Requirements> Return the number of lines in which the word "JSON" appears; add nothing else.

>>

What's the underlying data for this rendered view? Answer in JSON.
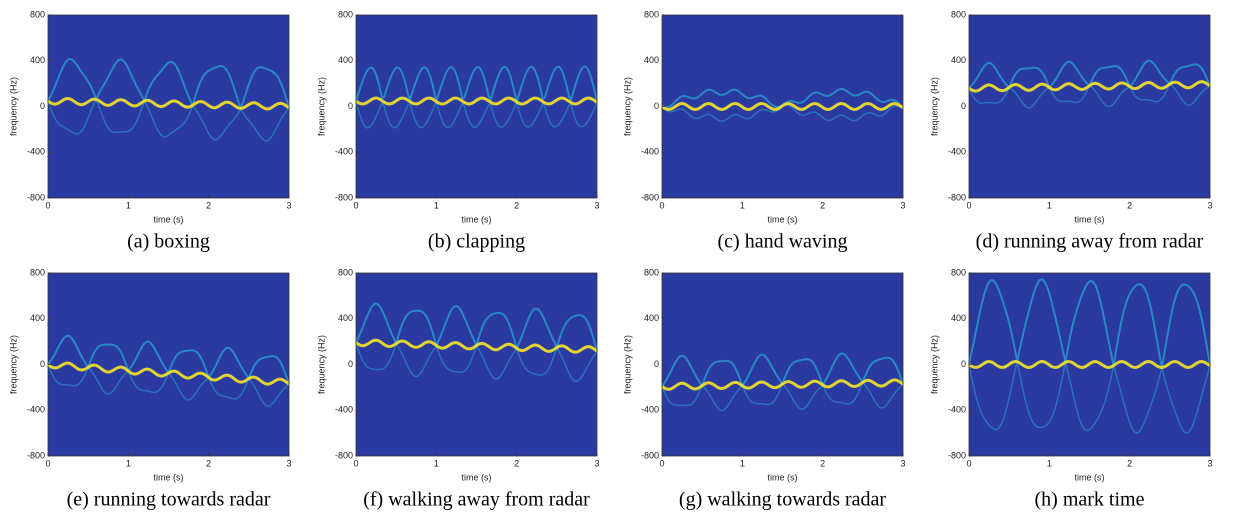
{
  "chart_data": [
    {
      "type": "spectrogram",
      "caption": "(a) boxing",
      "xlabel": "time (s)",
      "ylabel": "frequency (Hz)",
      "xlim": [
        0,
        3
      ],
      "ylim": [
        -800,
        800
      ],
      "xticks": [
        0,
        1,
        2,
        3
      ],
      "yticks": [
        -800,
        -400,
        0,
        400,
        800
      ]
    },
    {
      "type": "spectrogram",
      "caption": "(b) clapping",
      "xlabel": "time (s)",
      "ylabel": "frequency (Hz)",
      "xlim": [
        0,
        3
      ],
      "ylim": [
        -800,
        800
      ],
      "xticks": [
        0,
        1,
        2,
        3
      ],
      "yticks": [
        -800,
        -400,
        0,
        400,
        800
      ]
    },
    {
      "type": "spectrogram",
      "caption": "(c) hand waving",
      "xlabel": "time (s)",
      "ylabel": "frequency (Hz)",
      "xlim": [
        0,
        3
      ],
      "ylim": [
        -800,
        800
      ],
      "xticks": [
        0,
        1,
        2,
        3
      ],
      "yticks": [
        -800,
        -400,
        0,
        400,
        800
      ]
    },
    {
      "type": "spectrogram",
      "caption": "(d) running away from radar",
      "xlabel": "time (s)",
      "ylabel": "frequency (Hz)",
      "xlim": [
        0,
        3
      ],
      "ylim": [
        -800,
        800
      ],
      "xticks": [
        0,
        1,
        2,
        3
      ],
      "yticks": [
        -800,
        -400,
        0,
        400,
        800
      ]
    },
    {
      "type": "spectrogram",
      "caption": "(e) running towards radar",
      "xlabel": "time (s)",
      "ylabel": "frequency (Hz)",
      "xlim": [
        0,
        3
      ],
      "ylim": [
        -800,
        800
      ],
      "xticks": [
        0,
        1,
        2,
        3
      ],
      "yticks": [
        -800,
        -400,
        0,
        400,
        800
      ]
    },
    {
      "type": "spectrogram",
      "caption": "(f) walking away from radar",
      "xlabel": "time (s)",
      "ylabel": "frequency (Hz)",
      "xlim": [
        0,
        3
      ],
      "ylim": [
        -800,
        800
      ],
      "xticks": [
        0,
        1,
        2,
        3
      ],
      "yticks": [
        -800,
        -400,
        0,
        400,
        800
      ]
    },
    {
      "type": "spectrogram",
      "caption": "(g) walking towards radar",
      "xlabel": "time (s)",
      "ylabel": "frequency (Hz)",
      "xlim": [
        0,
        3
      ],
      "ylim": [
        -800,
        800
      ],
      "xticks": [
        0,
        1,
        2,
        3
      ],
      "yticks": [
        -800,
        -400,
        0,
        400,
        800
      ]
    },
    {
      "type": "spectrogram",
      "caption": "(h) mark time",
      "xlabel": "time (s)",
      "ylabel": "frequency (Hz)",
      "xlim": [
        0,
        3
      ],
      "ylim": [
        -800,
        800
      ],
      "xticks": [
        0,
        1,
        2,
        3
      ],
      "yticks": [
        -800,
        -400,
        0,
        400,
        800
      ]
    }
  ]
}
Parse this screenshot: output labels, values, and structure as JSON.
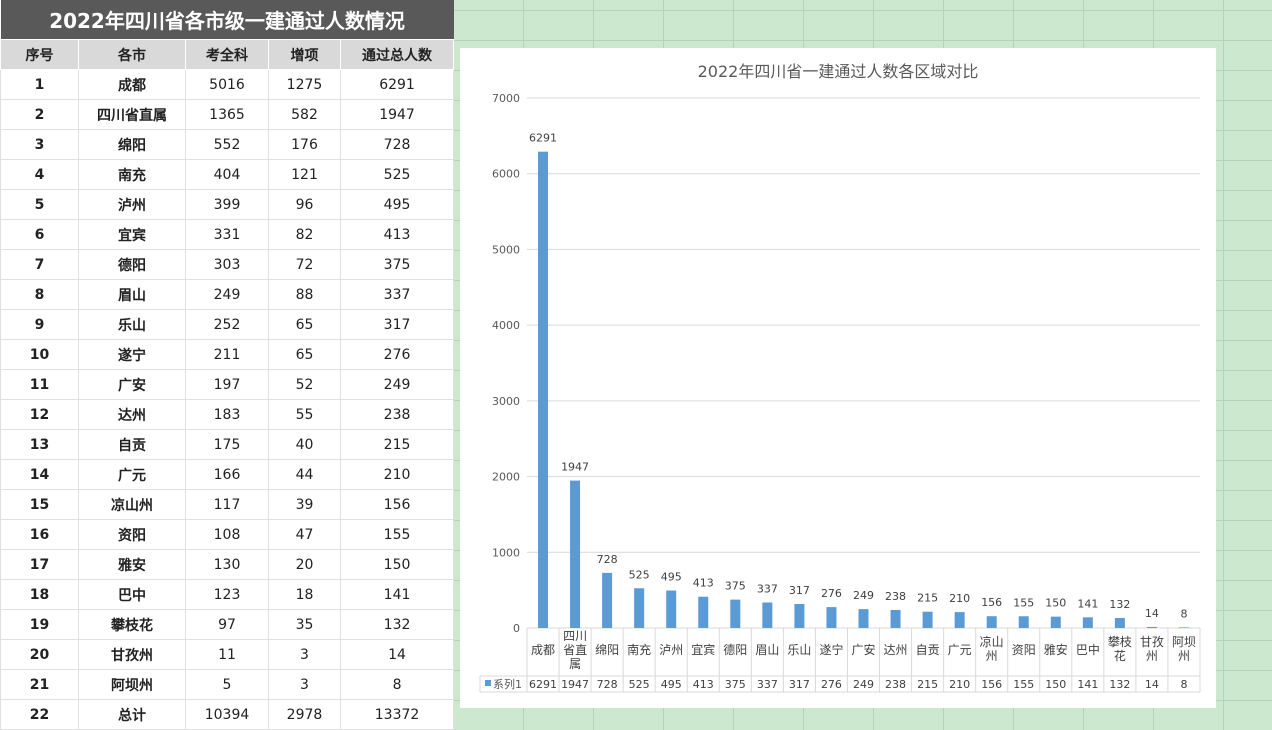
{
  "table": {
    "title": "2022年四川省各市级一建通过人数情况",
    "headers": [
      "序号",
      "各市",
      "考全科",
      "增项",
      "通过总人数"
    ],
    "rows": [
      [
        "1",
        "成都",
        "5016",
        "1275",
        "6291"
      ],
      [
        "2",
        "四川省直属",
        "1365",
        "582",
        "1947"
      ],
      [
        "3",
        "绵阳",
        "552",
        "176",
        "728"
      ],
      [
        "4",
        "南充",
        "404",
        "121",
        "525"
      ],
      [
        "5",
        "泸州",
        "399",
        "96",
        "495"
      ],
      [
        "6",
        "宜宾",
        "331",
        "82",
        "413"
      ],
      [
        "7",
        "德阳",
        "303",
        "72",
        "375"
      ],
      [
        "8",
        "眉山",
        "249",
        "88",
        "337"
      ],
      [
        "9",
        "乐山",
        "252",
        "65",
        "317"
      ],
      [
        "10",
        "遂宁",
        "211",
        "65",
        "276"
      ],
      [
        "11",
        "广安",
        "197",
        "52",
        "249"
      ],
      [
        "12",
        "达州",
        "183",
        "55",
        "238"
      ],
      [
        "13",
        "自贡",
        "175",
        "40",
        "215"
      ],
      [
        "14",
        "广元",
        "166",
        "44",
        "210"
      ],
      [
        "15",
        "凉山州",
        "117",
        "39",
        "156"
      ],
      [
        "16",
        "资阳",
        "108",
        "47",
        "155"
      ],
      [
        "17",
        "雅安",
        "130",
        "20",
        "150"
      ],
      [
        "18",
        "巴中",
        "123",
        "18",
        "141"
      ],
      [
        "19",
        "攀枝花",
        "97",
        "35",
        "132"
      ],
      [
        "20",
        "甘孜州",
        "11",
        "3",
        "14"
      ],
      [
        "21",
        "阿坝州",
        "5",
        "3",
        "8"
      ],
      [
        "22",
        "总计",
        "10394",
        "2978",
        "13372"
      ]
    ]
  },
  "chart_data": {
    "type": "bar",
    "title": "2022年四川省一建通过人数各区域对比",
    "categories": [
      "成都",
      "四川省直属",
      "绵阳",
      "南充",
      "泸州",
      "宜宾",
      "德阳",
      "眉山",
      "乐山",
      "遂宁",
      "广安",
      "达州",
      "自贡",
      "广元",
      "凉山州",
      "资阳",
      "雅安",
      "巴中",
      "攀枝花",
      "甘孜州",
      "阿坝州"
    ],
    "category_labels": [
      [
        "成都"
      ],
      [
        "四川",
        "省直",
        "属"
      ],
      [
        "绵阳"
      ],
      [
        "南充"
      ],
      [
        "泸州"
      ],
      [
        "宜宾"
      ],
      [
        "德阳"
      ],
      [
        "眉山"
      ],
      [
        "乐山"
      ],
      [
        "遂宁"
      ],
      [
        "广安"
      ],
      [
        "达州"
      ],
      [
        "自贡"
      ],
      [
        "广元"
      ],
      [
        "凉山",
        "州"
      ],
      [
        "资阳"
      ],
      [
        "雅安"
      ],
      [
        "巴中"
      ],
      [
        "攀枝",
        "花"
      ],
      [
        "甘孜",
        "州"
      ],
      [
        "阿坝",
        "州"
      ]
    ],
    "series": [
      {
        "name": "系列1",
        "values": [
          6291,
          1947,
          728,
          525,
          495,
          413,
          375,
          337,
          317,
          276,
          249,
          238,
          215,
          210,
          156,
          155,
          150,
          141,
          132,
          14,
          8
        ]
      }
    ],
    "ylim": [
      0,
      7000
    ],
    "yticks": [
      0,
      1000,
      2000,
      3000,
      4000,
      5000,
      6000,
      7000
    ],
    "grid": true,
    "data_table": true,
    "color": "#5b9bd5"
  }
}
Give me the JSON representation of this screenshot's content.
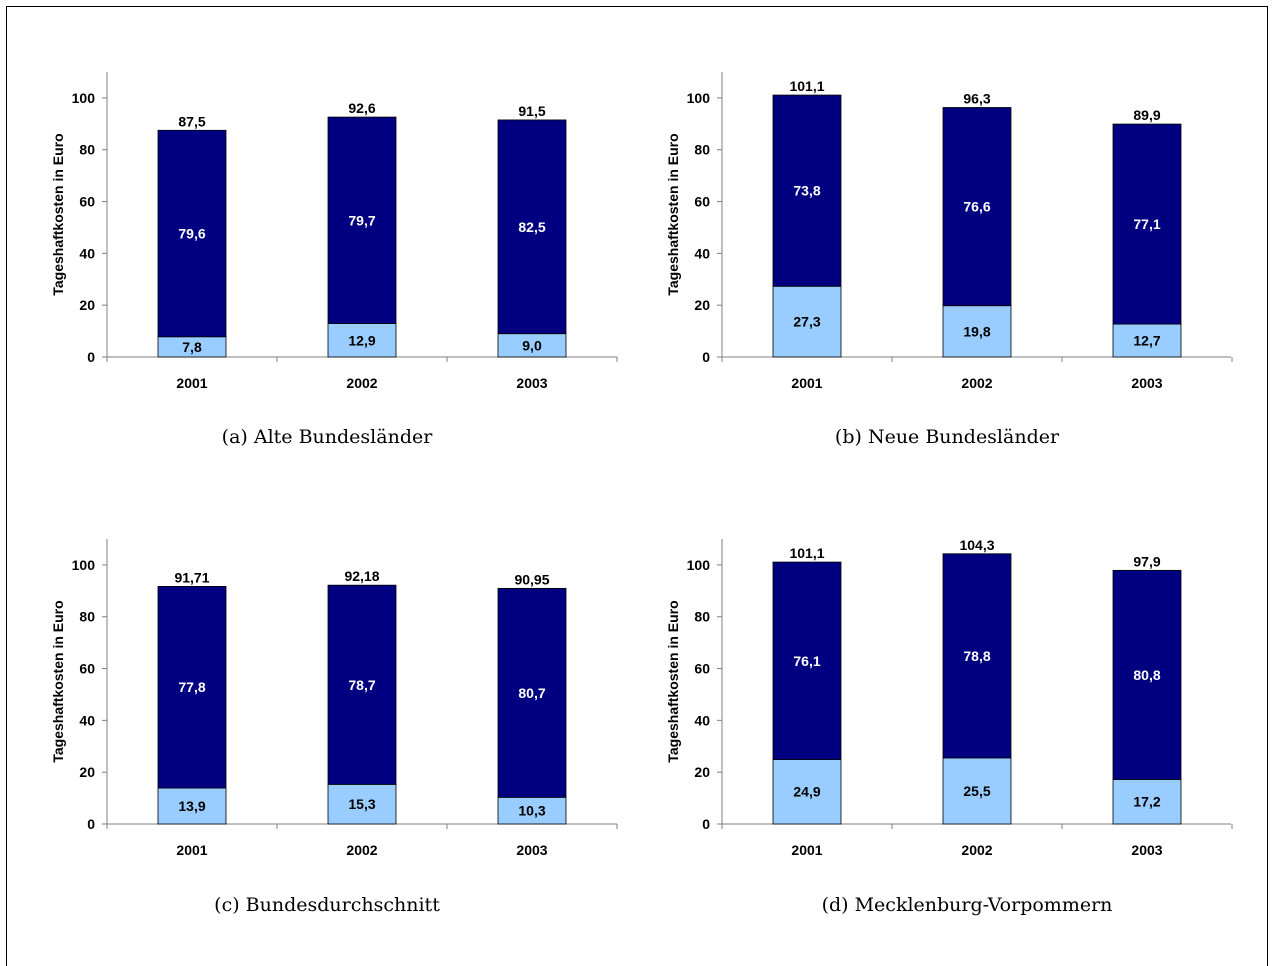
{
  "colors": {
    "lower": "#99ccff",
    "upper": "#000080",
    "axis": "#808080"
  },
  "chart_data": [
    {
      "type": "bar",
      "caption": "(a) Alte Bundesländer",
      "ylabel": "Tageshaftkosten in Euro",
      "ylim": [
        0,
        110
      ],
      "yticks": [
        0,
        20,
        40,
        60,
        80,
        100
      ],
      "categories": [
        "2001",
        "2002",
        "2003"
      ],
      "series": [
        {
          "values": [
            7.8,
            12.9,
            9.0
          ],
          "labels": [
            "7,8",
            "12,9",
            "9,0"
          ]
        },
        {
          "values": [
            79.6,
            79.7,
            82.5
          ],
          "labels": [
            "79,6",
            "79,7",
            "82,5"
          ]
        }
      ],
      "totals": [
        87.5,
        92.6,
        91.5
      ],
      "total_labels": [
        "87,5",
        "92,6",
        "91,5"
      ]
    },
    {
      "type": "bar",
      "caption": "(b) Neue Bundesländer",
      "ylabel": "Tageshaftkosten in Euro",
      "ylim": [
        0,
        110
      ],
      "yticks": [
        0,
        20,
        40,
        60,
        80,
        100
      ],
      "categories": [
        "2001",
        "2002",
        "2003"
      ],
      "series": [
        {
          "values": [
            27.3,
            19.8,
            12.7
          ],
          "labels": [
            "27,3",
            "19,8",
            "12,7"
          ]
        },
        {
          "values": [
            73.8,
            76.6,
            77.1
          ],
          "labels": [
            "73,8",
            "76,6",
            "77,1"
          ]
        }
      ],
      "totals": [
        101.1,
        96.3,
        89.9
      ],
      "total_labels": [
        "101,1",
        "96,3",
        "89,9"
      ]
    },
    {
      "type": "bar",
      "caption": "(c) Bundesdurchschnitt",
      "ylabel": "Tageshaftkosten in Euro",
      "ylim": [
        0,
        110
      ],
      "yticks": [
        0,
        20,
        40,
        60,
        80,
        100
      ],
      "categories": [
        "2001",
        "2002",
        "2003"
      ],
      "series": [
        {
          "values": [
            13.9,
            15.3,
            10.3
          ],
          "labels": [
            "13,9",
            "15,3",
            "10,3"
          ]
        },
        {
          "values": [
            77.8,
            78.7,
            80.7
          ],
          "labels": [
            "77,8",
            "78,7",
            "80,7"
          ]
        }
      ],
      "totals": [
        91.71,
        92.18,
        90.95
      ],
      "total_labels": [
        "91,71",
        "92,18",
        "90,95"
      ]
    },
    {
      "type": "bar",
      "caption": "(d) Mecklenburg-Vorpommern",
      "ylabel": "Tageshaftkosten in Euro",
      "ylim": [
        0,
        110
      ],
      "yticks": [
        0,
        20,
        40,
        60,
        80,
        100
      ],
      "categories": [
        "2001",
        "2002",
        "2003"
      ],
      "series": [
        {
          "values": [
            24.9,
            25.5,
            17.2
          ],
          "labels": [
            "24,9",
            "25,5",
            "17,2"
          ]
        },
        {
          "values": [
            76.1,
            78.8,
            80.8
          ],
          "labels": [
            "76,1",
            "78,8",
            "80,8"
          ]
        }
      ],
      "totals": [
        101.1,
        104.3,
        97.9
      ],
      "total_labels": [
        "101,1",
        "104,3",
        "97,9"
      ]
    }
  ]
}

<<

Answer to this task> 3